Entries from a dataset
+--
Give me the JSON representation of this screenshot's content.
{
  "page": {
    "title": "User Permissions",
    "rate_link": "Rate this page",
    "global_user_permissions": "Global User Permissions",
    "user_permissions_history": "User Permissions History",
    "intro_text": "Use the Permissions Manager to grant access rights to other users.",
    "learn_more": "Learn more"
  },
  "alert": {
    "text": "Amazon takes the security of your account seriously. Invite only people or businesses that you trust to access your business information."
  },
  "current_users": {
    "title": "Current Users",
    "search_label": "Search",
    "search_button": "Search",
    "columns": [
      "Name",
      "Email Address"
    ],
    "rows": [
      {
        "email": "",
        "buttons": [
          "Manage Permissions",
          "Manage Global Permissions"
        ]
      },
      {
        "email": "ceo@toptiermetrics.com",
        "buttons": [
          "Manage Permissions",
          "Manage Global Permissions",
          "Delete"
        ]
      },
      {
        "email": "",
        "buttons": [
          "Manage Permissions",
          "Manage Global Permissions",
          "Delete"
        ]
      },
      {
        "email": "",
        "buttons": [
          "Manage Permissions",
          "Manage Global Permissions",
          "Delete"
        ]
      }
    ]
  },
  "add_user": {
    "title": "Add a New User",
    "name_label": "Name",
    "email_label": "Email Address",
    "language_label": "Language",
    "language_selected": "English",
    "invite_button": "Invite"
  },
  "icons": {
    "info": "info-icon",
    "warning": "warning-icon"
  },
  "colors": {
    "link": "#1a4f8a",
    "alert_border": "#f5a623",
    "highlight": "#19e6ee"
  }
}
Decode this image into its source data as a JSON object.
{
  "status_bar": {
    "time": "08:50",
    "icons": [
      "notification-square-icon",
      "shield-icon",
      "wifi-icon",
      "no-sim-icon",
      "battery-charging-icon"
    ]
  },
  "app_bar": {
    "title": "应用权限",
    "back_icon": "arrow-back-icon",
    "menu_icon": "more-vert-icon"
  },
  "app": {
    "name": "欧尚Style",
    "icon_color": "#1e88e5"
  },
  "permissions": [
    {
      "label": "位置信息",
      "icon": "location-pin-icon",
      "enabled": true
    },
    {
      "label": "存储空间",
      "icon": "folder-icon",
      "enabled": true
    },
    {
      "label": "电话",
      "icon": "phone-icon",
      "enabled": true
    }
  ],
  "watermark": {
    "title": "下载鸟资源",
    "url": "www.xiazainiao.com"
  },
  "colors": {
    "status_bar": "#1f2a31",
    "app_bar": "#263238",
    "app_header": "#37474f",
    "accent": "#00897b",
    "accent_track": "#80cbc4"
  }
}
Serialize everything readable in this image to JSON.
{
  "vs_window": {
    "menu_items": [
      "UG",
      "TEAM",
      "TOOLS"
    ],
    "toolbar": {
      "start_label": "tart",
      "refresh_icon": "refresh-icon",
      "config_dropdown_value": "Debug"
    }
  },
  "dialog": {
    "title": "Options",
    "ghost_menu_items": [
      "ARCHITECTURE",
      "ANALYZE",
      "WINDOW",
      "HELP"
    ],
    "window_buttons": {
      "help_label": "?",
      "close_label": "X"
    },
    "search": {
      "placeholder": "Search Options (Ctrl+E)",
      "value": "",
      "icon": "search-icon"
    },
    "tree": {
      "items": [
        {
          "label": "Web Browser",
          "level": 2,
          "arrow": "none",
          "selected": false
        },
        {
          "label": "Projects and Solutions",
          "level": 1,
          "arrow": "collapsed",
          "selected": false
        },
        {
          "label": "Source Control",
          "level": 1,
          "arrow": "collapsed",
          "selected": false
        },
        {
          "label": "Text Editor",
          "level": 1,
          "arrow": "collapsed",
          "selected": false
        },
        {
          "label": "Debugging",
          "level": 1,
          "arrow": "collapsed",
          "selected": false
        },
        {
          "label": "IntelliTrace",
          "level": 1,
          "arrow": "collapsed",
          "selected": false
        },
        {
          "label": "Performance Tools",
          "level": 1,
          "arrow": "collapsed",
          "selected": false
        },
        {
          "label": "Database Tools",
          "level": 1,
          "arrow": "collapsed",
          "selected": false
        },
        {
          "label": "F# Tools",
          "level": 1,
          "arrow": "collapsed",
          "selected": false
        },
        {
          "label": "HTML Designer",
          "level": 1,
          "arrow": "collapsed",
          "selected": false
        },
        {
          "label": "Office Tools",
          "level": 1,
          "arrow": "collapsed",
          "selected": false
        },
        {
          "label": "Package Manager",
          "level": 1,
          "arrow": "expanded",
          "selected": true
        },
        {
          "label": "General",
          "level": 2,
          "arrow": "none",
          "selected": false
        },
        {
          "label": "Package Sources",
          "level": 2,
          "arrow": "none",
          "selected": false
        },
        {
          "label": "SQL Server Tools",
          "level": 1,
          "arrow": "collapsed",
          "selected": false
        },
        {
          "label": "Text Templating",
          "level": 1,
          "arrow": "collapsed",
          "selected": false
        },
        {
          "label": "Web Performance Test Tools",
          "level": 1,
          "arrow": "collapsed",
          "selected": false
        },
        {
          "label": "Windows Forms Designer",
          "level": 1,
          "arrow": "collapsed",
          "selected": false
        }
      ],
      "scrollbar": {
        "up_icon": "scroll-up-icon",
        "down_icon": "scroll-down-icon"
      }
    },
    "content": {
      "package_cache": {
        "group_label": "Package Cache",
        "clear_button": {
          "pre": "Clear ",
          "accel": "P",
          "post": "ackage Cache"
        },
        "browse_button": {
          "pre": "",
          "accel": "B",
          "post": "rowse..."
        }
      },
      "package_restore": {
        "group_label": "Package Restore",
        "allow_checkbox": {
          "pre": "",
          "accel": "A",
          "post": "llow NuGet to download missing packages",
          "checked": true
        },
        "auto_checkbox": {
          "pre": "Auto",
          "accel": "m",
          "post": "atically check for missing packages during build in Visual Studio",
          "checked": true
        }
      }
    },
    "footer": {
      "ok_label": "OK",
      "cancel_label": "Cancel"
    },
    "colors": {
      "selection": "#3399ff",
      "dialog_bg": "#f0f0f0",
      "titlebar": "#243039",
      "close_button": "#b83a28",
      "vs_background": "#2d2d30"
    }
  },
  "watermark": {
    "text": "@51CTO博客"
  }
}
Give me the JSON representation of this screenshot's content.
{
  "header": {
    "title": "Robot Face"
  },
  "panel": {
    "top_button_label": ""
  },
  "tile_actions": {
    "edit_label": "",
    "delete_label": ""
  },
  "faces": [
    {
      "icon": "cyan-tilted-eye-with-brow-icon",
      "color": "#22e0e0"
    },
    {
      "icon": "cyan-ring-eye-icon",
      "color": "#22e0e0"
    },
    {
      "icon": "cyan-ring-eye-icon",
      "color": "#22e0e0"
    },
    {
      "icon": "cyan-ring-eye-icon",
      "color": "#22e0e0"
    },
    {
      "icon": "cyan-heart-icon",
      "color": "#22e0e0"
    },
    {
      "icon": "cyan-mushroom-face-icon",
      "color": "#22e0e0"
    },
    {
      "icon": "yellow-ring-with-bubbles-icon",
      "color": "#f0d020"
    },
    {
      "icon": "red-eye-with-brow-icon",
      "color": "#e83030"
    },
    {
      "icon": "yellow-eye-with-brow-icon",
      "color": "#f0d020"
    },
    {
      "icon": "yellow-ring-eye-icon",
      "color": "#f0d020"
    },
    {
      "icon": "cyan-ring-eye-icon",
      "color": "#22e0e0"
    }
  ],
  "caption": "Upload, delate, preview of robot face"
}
+--
PROBLEM DESCRIPTION> State how many lines of the entries above include the word "Options", offering no text other than the number.

SOLUTION TO THE EXERCISE> 2